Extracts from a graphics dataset
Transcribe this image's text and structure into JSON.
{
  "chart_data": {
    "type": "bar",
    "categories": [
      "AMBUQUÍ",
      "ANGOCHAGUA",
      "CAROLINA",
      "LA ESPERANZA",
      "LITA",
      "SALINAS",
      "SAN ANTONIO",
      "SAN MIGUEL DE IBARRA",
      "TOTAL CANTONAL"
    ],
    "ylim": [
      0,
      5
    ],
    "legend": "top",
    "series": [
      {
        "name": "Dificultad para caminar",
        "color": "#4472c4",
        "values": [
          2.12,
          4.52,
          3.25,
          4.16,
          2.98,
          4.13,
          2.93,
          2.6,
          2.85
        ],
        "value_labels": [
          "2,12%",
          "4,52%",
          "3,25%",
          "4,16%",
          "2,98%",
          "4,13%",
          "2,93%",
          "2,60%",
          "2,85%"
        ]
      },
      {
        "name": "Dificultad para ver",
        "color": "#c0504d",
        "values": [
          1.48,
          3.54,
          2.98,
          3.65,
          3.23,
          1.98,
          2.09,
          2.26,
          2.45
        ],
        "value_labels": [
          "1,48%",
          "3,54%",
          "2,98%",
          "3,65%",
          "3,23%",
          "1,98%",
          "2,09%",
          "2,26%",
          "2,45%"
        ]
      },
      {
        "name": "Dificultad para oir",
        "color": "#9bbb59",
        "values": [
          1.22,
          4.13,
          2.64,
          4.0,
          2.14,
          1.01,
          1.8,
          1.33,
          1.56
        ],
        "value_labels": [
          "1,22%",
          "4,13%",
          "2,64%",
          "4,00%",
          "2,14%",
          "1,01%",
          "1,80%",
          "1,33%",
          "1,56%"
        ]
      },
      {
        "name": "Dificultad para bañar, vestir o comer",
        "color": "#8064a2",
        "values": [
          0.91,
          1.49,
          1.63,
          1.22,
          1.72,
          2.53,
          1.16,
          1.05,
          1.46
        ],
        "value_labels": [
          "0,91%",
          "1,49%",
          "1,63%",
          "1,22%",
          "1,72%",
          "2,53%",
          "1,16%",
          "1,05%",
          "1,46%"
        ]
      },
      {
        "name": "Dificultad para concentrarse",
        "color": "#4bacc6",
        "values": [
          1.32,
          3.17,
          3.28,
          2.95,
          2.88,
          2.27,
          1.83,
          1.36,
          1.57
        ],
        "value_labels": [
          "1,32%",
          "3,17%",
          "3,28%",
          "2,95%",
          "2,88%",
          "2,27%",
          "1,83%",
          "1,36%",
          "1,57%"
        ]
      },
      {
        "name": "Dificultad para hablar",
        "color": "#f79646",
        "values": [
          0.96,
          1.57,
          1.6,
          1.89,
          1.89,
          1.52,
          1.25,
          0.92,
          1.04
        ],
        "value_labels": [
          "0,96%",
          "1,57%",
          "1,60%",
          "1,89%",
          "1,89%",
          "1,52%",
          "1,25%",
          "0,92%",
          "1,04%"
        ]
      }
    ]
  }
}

- WORK TO COMPLETE: Print back all the lines verbatim.

- RESULT OF THE EXERCISE:
Transcribe this image's text and structure into JSON.
{
  "chart_data": {
    "type": "bar",
    "categories": [
      "AMBUQUÍ",
      "ANGOCHAGUA",
      "CAROLINA",
      "LA ESPERANZA",
      "LITA",
      "SALINAS",
      "SAN ANTONIO",
      "SAN MIGUEL DE IBARRA",
      "TOTAL CANTONAL"
    ],
    "ylim": [
      0,
      5
    ],
    "legend": "top",
    "series": [
      {
        "name": "Dificultad para caminar",
        "color": "#4472c4",
        "values": [
          2.12,
          4.52,
          3.25,
          4.16,
          2.98,
          4.13,
          2.93,
          2.6,
          2.85
        ],
        "value_labels": [
          "2,12%",
          "4,52%",
          "3,25%",
          "4,16%",
          "2,98%",
          "4,13%",
          "2,93%",
          "2,60%",
          "2,85%"
        ]
      },
      {
        "name": "Dificultad para ver",
        "color": "#c0504d",
        "values": [
          1.48,
          3.54,
          2.98,
          3.65,
          3.23,
          1.98,
          2.09,
          2.26,
          2.45
        ],
        "value_labels": [
          "1,48%",
          "3,54%",
          "2,98%",
          "3,65%",
          "3,23%",
          "1,98%",
          "2,09%",
          "2,26%",
          "2,45%"
        ]
      },
      {
        "name": "Dificultad para oir",
        "color": "#9bbb59",
        "values": [
          1.22,
          4.13,
          2.64,
          4.0,
          2.14,
          1.01,
          1.8,
          1.33,
          1.56
        ],
        "value_labels": [
          "1,22%",
          "4,13%",
          "2,64%",
          "4,00%",
          "2,14%",
          "1,01%",
          "1,80%",
          "1,33%",
          "1,56%"
        ]
      },
      {
        "name": "Dificultad para bañar, vestir o comer",
        "color": "#8064a2",
        "values": [
          0.91,
          1.49,
          1.63,
          1.22,
          1.72,
          2.53,
          1.16,
          1.05,
          1.46
        ],
        "value_labels": [
          "0,91%",
          "1,49%",
          "1,63%",
          "1,22%",
          "1,72%",
          "2,53%",
          "1,16%",
          "1,05%",
          "1,46%"
        ]
      },
      {
        "name": "Dificultad para concentrarse",
        "color": "#4bacc6",
        "values": [
          1.32,
          3.17,
          3.28,
          2.95,
          2.88,
          2.27,
          1.83,
          1.36,
          1.57
        ],
        "value_labels": [
          "1,32%",
          "3,17%",
          "3,28%",
          "2,95%",
          "2,88%",
          "2,27%",
          "1,83%",
          "1,36%",
          "1,57%"
        ]
      },
      {
        "name": "Dificultad para hablar",
        "color": "#f79646",
        "values": [
          0.96,
          1.57,
          1.6,
          1.89,
          1.89,
          1.52,
          1.25,
          0.92,
          1.04
        ],
        "value_labels": [
          "0,96%",
          "1,57%",
          "1,60%",
          "1,89%",
          "1,89%",
          "1,52%",
          "1,25%",
          "0,92%",
          "1,04%"
        ]
      }
    ]
  }
}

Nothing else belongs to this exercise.